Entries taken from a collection
--- BEGIN ---

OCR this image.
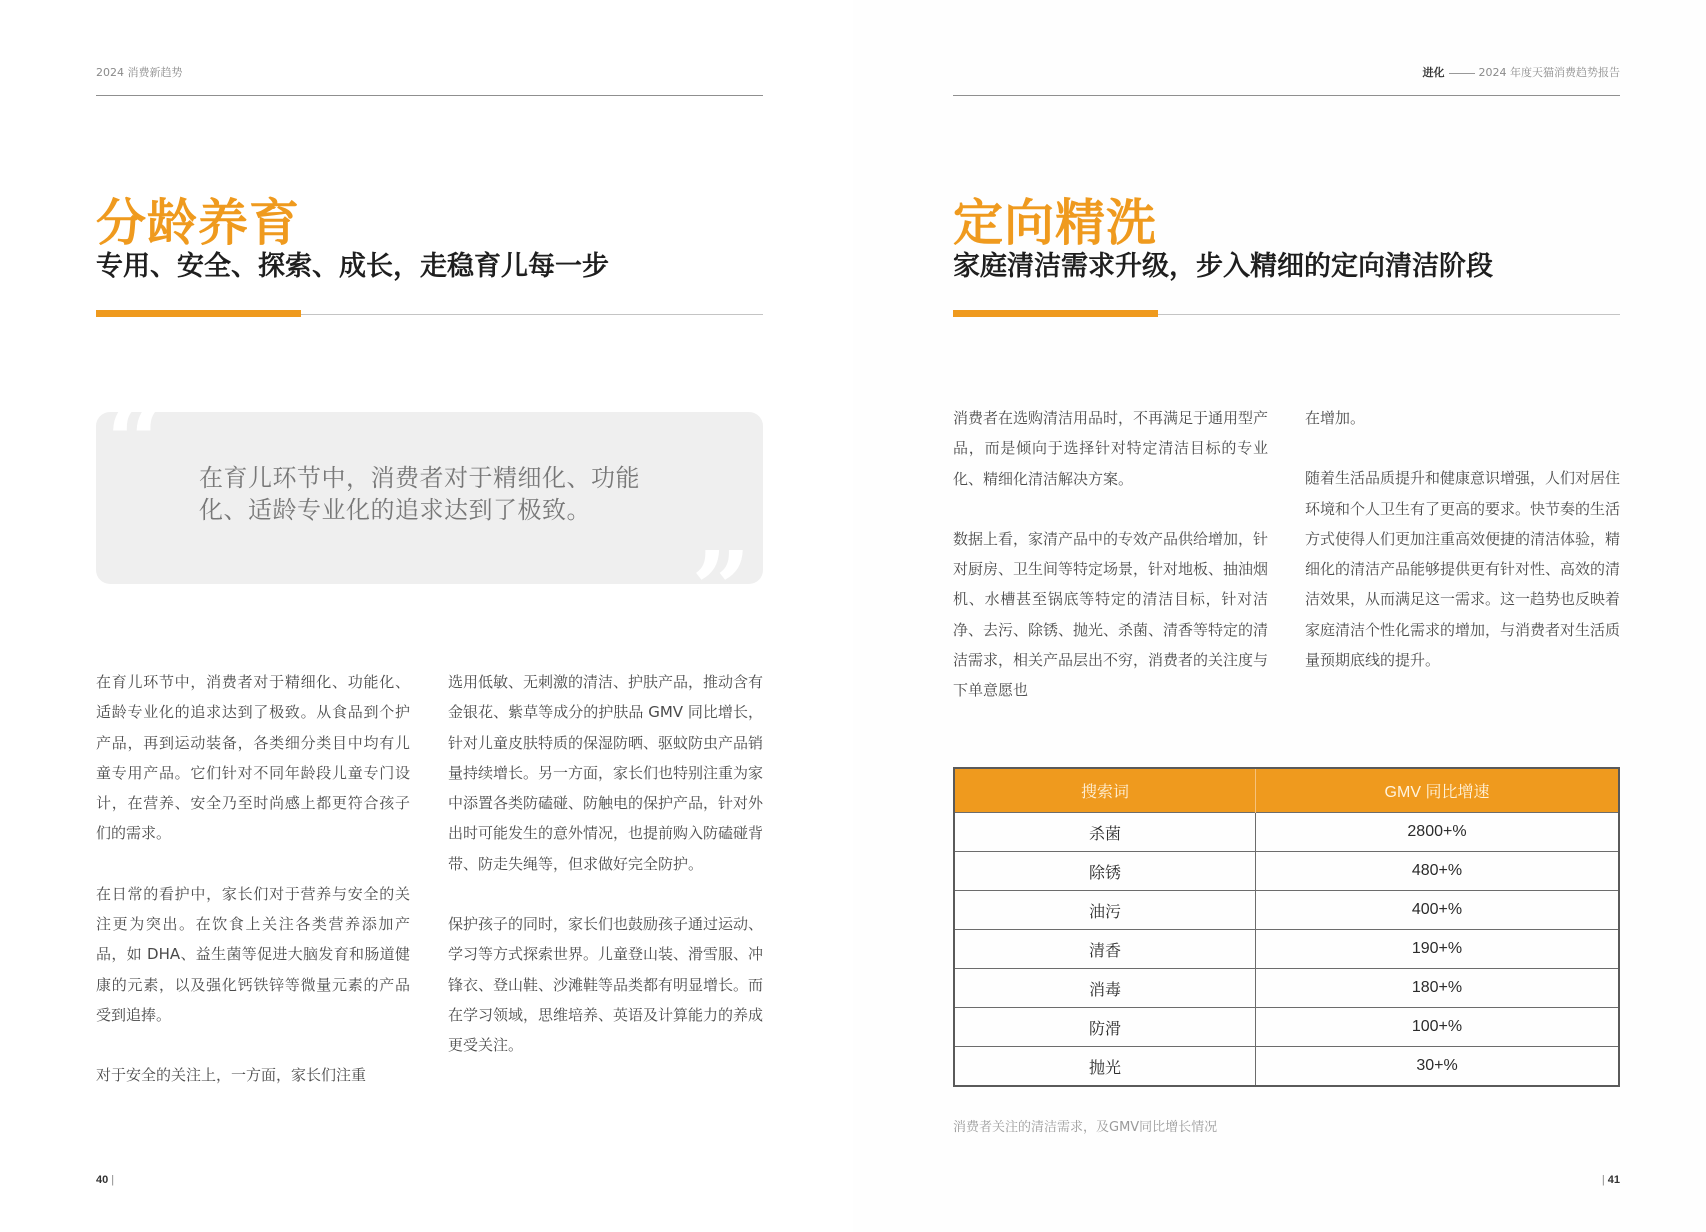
2024 消费新趋势
分龄养育
专用、安全、探索、成长，走稳育儿每一步
“ 在育儿环节中，消费者对于精细化、功能化、适龄专业化的追求达到了极致。

”

在育儿环节中，消费者对于精细化、功能化、适龄专业化的追求达到了极致。从食品到个护产品，再到运动装备，各类细分类目中均有儿童专用产品。它们针对不同年龄段儿童专门设计，在营养、安全乃至时尚感上都更符合孩子们的需求。

在日常的看护中，家长们对于营养与安全的关注更为突出。在饮食上关注各类营养添加产品，如 DHA、益生菌等促进大脑发育和肠道健康的元素，以及强化钙铁锌等微量元素的产品受到追捧。

对于安全的关注上，一方面，家长们注重

选用低敏、无刺激的清洁、护肤产品，推动含有金银花、紫草等成分的护肤品 GMV 同比增长，针对儿童皮肤特质的保湿防晒、驱蚊防虫产品销量持续增长。另一方面，家长们也特别注重为家中添置各类防磕碰、防触电的保护产品，针对外出时可能发生的意外情况，也提前购入防磕碰背带、防走失绳等，但求做好完全防护。

保护孩子的同时，家长们也鼓励孩子通过运动、学习等方式探索世界。儿童登山装、滑雪服、冲锋衣、登山鞋、沙滩鞋等品类都有明显增长。而在学习领域，思维培养、英语及计算能力的养成更受关注。

40 |
进化	2024 年度天猫消费趋势报告
定向精洗
家庭清洁需求升级，步入精细的定向清洁阶段

消费者在选购清洁用品时，不再满足于通用型产品，而是倾向于选择针对特定清洁目标的专业化、精细化清洁解决方案。

数据上看，家清产品中的专效产品供给增加，针对厨房、卫生间等特定场景，针对地板、抽油烟机、水槽甚至锅底等特定的清洁目标，针对洁净、去污、除锈、抛光、杀菌、清香等特定的清洁需求，相关产品层出不穷，消费者的关注度与下单意愿也

在增加。

随着生活品质提升和健康意识增强，人们对居住环境和个人卫生有了更高的要求。快节奏的生活方式使得人们更加注重高效便捷的清洁体验，精细化的清洁产品能够提供更有针对性、高效的清洁效果，从而满足这一需求。这一趋势也反映着家庭清洁个性化需求的增加，与消费者对生活质量预期底线的提升。

搜索词	GMV 同比增速
杀菌	2800+%
除锈	480+%
油污	400+%
清香	190+%
消毒	180+%
防滑	100+%
抛光	30+%
消费者关注的清洁需求，及GMV同比增长情况
| 41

--- END ---

Short exercise
Find how many of the lines above have the word "适龄专业化的追求达到了极致" in them. State only that number.

Exercise solution
2